**Given instruction**
Go through each line of the records below and count those with the word "style". Give only the count.
begin
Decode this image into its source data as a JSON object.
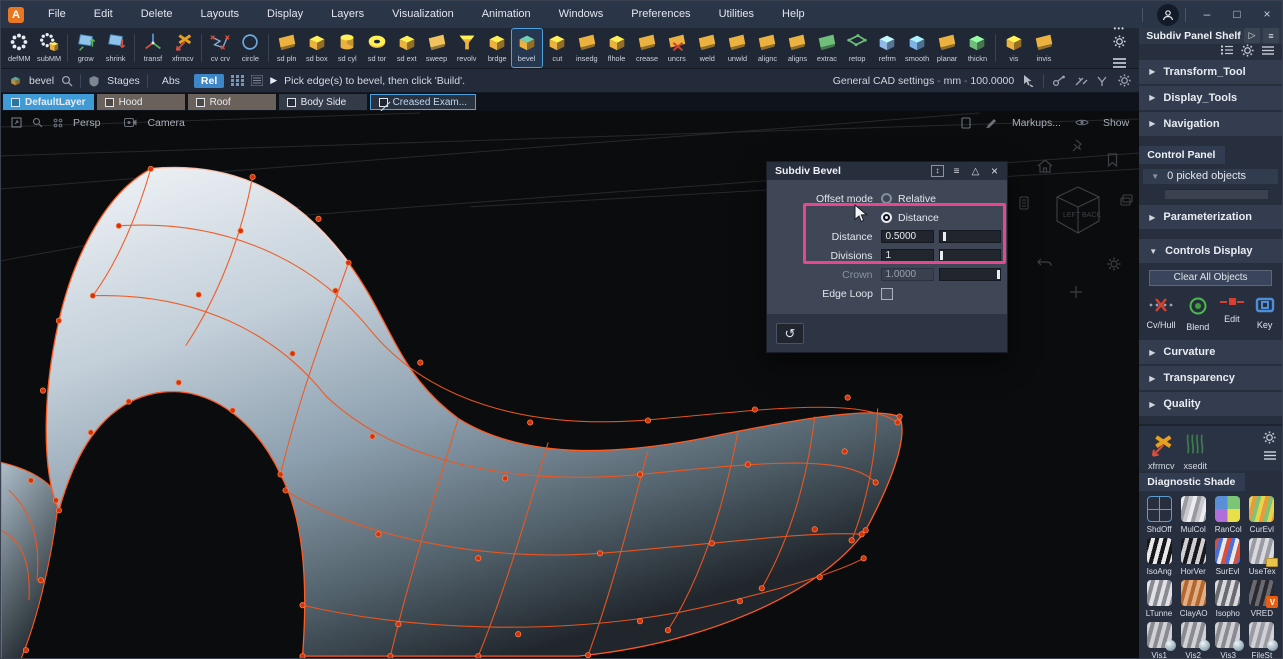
{
  "window": {
    "app_initial": "A",
    "controls": {
      "minimize": "–",
      "maximize": "□",
      "close": "×"
    }
  },
  "menu": {
    "items": [
      "File",
      "Edit",
      "Delete",
      "Layouts",
      "Display",
      "Layers",
      "Visualization",
      "Animation",
      "Windows",
      "Preferences",
      "Utilities",
      "Help"
    ]
  },
  "toolbar": {
    "overflow_dots": "•••",
    "groups": [
      {
        "items": [
          {
            "label": "defMM",
            "kind": "dots"
          },
          {
            "label": "subMM",
            "kind": "dots2"
          }
        ]
      },
      {
        "items": [
          {
            "label": "grow",
            "kind": "panel-up"
          },
          {
            "label": "shrink",
            "kind": "panel-down"
          }
        ]
      },
      {
        "items": [
          {
            "label": "transf",
            "kind": "axis"
          },
          {
            "label": "xfrmcv",
            "kind": "axis-x"
          }
        ]
      },
      {
        "items": [
          {
            "label": "cv crv",
            "kind": "zigzag"
          },
          {
            "label": "circle",
            "kind": "ring"
          }
        ]
      },
      {
        "items": [
          {
            "label": "sd pln",
            "kind": "sheet",
            "c": "#ecb23f"
          },
          {
            "label": "sd box",
            "kind": "cube",
            "c": "#ecb23f"
          },
          {
            "label": "sd cyl",
            "kind": "cyl",
            "c": "#ecb23f"
          },
          {
            "label": "sd tor",
            "kind": "torus",
            "c": "#ecb23f"
          },
          {
            "label": "sd ext",
            "kind": "cube",
            "c": "#ecb23f"
          },
          {
            "label": "sweep",
            "kind": "sheet",
            "c": "#f0c35e"
          },
          {
            "label": "revolv",
            "kind": "funnel",
            "c": "#ecb23f"
          },
          {
            "label": "brdge",
            "kind": "cube",
            "c": "#ecb23f"
          },
          {
            "label": "bevel",
            "kind": "cube-teal",
            "c": "#ecb23f",
            "selected": true
          },
          {
            "label": "cut",
            "kind": "cube",
            "c": "#ecb23f"
          },
          {
            "label": "insedg",
            "kind": "sheet",
            "c": "#ecb23f"
          },
          {
            "label": "flhole",
            "kind": "cube",
            "c": "#ecb23f"
          },
          {
            "label": "crease",
            "kind": "sheet",
            "c": "#ecb23f"
          },
          {
            "label": "uncrs",
            "kind": "sheet-x",
            "c": "#ecb23f"
          },
          {
            "label": "weld",
            "kind": "sheet",
            "c": "#ecb23f"
          },
          {
            "label": "unwld",
            "kind": "sheet",
            "c": "#ecb23f"
          },
          {
            "label": "alignc",
            "kind": "sheet",
            "c": "#ecb23f"
          },
          {
            "label": "aligns",
            "kind": "sheet",
            "c": "#ecb23f"
          },
          {
            "label": "extrac",
            "kind": "sheet",
            "c": "#6fbf7a"
          },
          {
            "label": "retop",
            "kind": "plate",
            "c": "#6fbf7a"
          },
          {
            "label": "refrm",
            "kind": "cube",
            "c": "#8fb9e8"
          },
          {
            "label": "smooth",
            "kind": "cube",
            "c": "#7fb3e8"
          },
          {
            "label": "planar",
            "kind": "sheet",
            "c": "#ecb23f"
          },
          {
            "label": "thickn",
            "kind": "cube",
            "c": "#6fbf7a"
          }
        ]
      },
      {
        "items": [
          {
            "label": "vis",
            "kind": "cube",
            "c": "#ecb23f"
          },
          {
            "label": "invis",
            "kind": "sheet",
            "c": "#ecb23f"
          }
        ]
      }
    ]
  },
  "options": {
    "tool_label": "bevel",
    "stages_label": "Stages",
    "abs_label": "Abs",
    "rel_label": "Rel",
    "prompt": "Pick edge(s) to bevel, then click 'Build'.",
    "settings_parts": [
      "General CAD settings",
      "mm",
      "100.0000"
    ],
    "separator": "-"
  },
  "layers": {
    "tabs": [
      {
        "label": "DefaultLayer",
        "style": "active"
      },
      {
        "label": "Hood",
        "style": "warm"
      },
      {
        "label": "Roof",
        "style": "warm"
      },
      {
        "label": "Body Side",
        "style": "plain"
      },
      {
        "label": "Creased Exam...",
        "style": "outlined"
      }
    ]
  },
  "viewport": {
    "view_label": "Persp",
    "camera_label": "Camera",
    "markups_label": "Markups...",
    "show_label": "Show",
    "cube": {
      "left": "LEFT",
      "back": "BACK"
    }
  },
  "dialog": {
    "title": "Subdiv Bevel",
    "offset_mode_label": "Offset mode",
    "radios": [
      {
        "label": "Relative",
        "checked": false
      },
      {
        "label": "Distance",
        "checked": true
      }
    ],
    "fields": [
      {
        "label": "Distance",
        "value": "0.5000",
        "slider": 0.07,
        "disabled": false
      },
      {
        "label": "Divisions",
        "value": "1",
        "slider": 0.02,
        "disabled": false
      },
      {
        "label": "Crown",
        "value": "1.0000",
        "slider": 0.96,
        "disabled": true
      }
    ],
    "edge_loop_label": "Edge Loop"
  },
  "right_panel": {
    "shelf_title": "Subdiv Panel Shelf",
    "sections_top": [
      "Transform_Tool",
      "Display_Tools",
      "Navigation"
    ],
    "control_panel_title": "Control Panel",
    "picked_label": "0 picked objects",
    "section_parameterization": "Parameterization",
    "section_controls_display": "Controls Display",
    "clear_button_label": "Clear All Objects",
    "control_icons": [
      {
        "label": "Cv/Hull"
      },
      {
        "label": "Blend"
      },
      {
        "label": "Edit"
      },
      {
        "label": "Key"
      }
    ],
    "sections_bottom": [
      "Curvature",
      "Transparency",
      "Quality"
    ],
    "shelf_tools": [
      {
        "label": "xfrmcv"
      },
      {
        "label": "xsedit"
      }
    ],
    "diagnostic_title": "Diagnostic Shade",
    "tiles": [
      {
        "label": "ShdOff",
        "kind": "grid",
        "colors": [
          "#5a9cd0"
        ]
      },
      {
        "label": "MulCol",
        "kind": "stripes",
        "colors": [
          "#ececf0",
          "#9a9aa2",
          "#c8c8ce"
        ]
      },
      {
        "label": "RanCol",
        "kind": "patch",
        "colors": [
          "#7cc576",
          "#e8e04a",
          "#b06fd8",
          "#5a8fd8"
        ]
      },
      {
        "label": "CurEvl",
        "kind": "stripes",
        "colors": [
          "#e8d44a",
          "#e89a3d",
          "#7cc576"
        ]
      },
      {
        "label": "IsoAng",
        "kind": "stripes",
        "colors": [
          "#17171a",
          "#e8e8ea"
        ]
      },
      {
        "label": "HorVer",
        "kind": "stripes",
        "colors": [
          "#1a1a1e",
          "#cfcfd4"
        ]
      },
      {
        "label": "SurEvl",
        "kind": "stripes",
        "colors": [
          "#d8503d",
          "#4a6fd8",
          "#e8e8ec"
        ]
      },
      {
        "label": "UseTex",
        "kind": "stripes",
        "colors": [
          "#d8d8de",
          "#9a9aa2"
        ],
        "badge": "folder"
      },
      {
        "label": "LTunne",
        "kind": "stripes",
        "colors": [
          "#e0e0e6",
          "#8a8a92"
        ]
      },
      {
        "label": "ClayAO",
        "kind": "stripes",
        "colors": [
          "#e0b084",
          "#b5672f"
        ]
      },
      {
        "label": "Isopho",
        "kind": "stripes",
        "colors": [
          "#d8d8de",
          "#6a6a72"
        ]
      },
      {
        "label": "VRED",
        "kind": "stripes",
        "colors": [
          "#2a2a2e",
          "#6a6a72"
        ],
        "badge": "V"
      },
      {
        "label": "Vis1",
        "kind": "stripes",
        "colors": [
          "#d0d0d6",
          "#8a8a92"
        ],
        "badge": "sphere"
      },
      {
        "label": "Vis2",
        "kind": "stripes",
        "colors": [
          "#d0d0d6",
          "#8a8a92"
        ],
        "badge": "sphere"
      },
      {
        "label": "Vis3",
        "kind": "stripes",
        "colors": [
          "#d0d0d6",
          "#8a8a92"
        ],
        "badge": "sphere"
      },
      {
        "label": "FileSt",
        "kind": "stripes",
        "colors": [
          "#d0d0d6",
          "#9a9aa2"
        ],
        "badge": "sphere"
      }
    ]
  },
  "colors": {
    "accent_blue": "#45a7e0",
    "highlight_pink": "#e8478f",
    "mesh_orange": "#ff5a22",
    "icon_yellow": "#ecb23f",
    "logo_orange": "#e87722"
  }
}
end
**Written reply**
5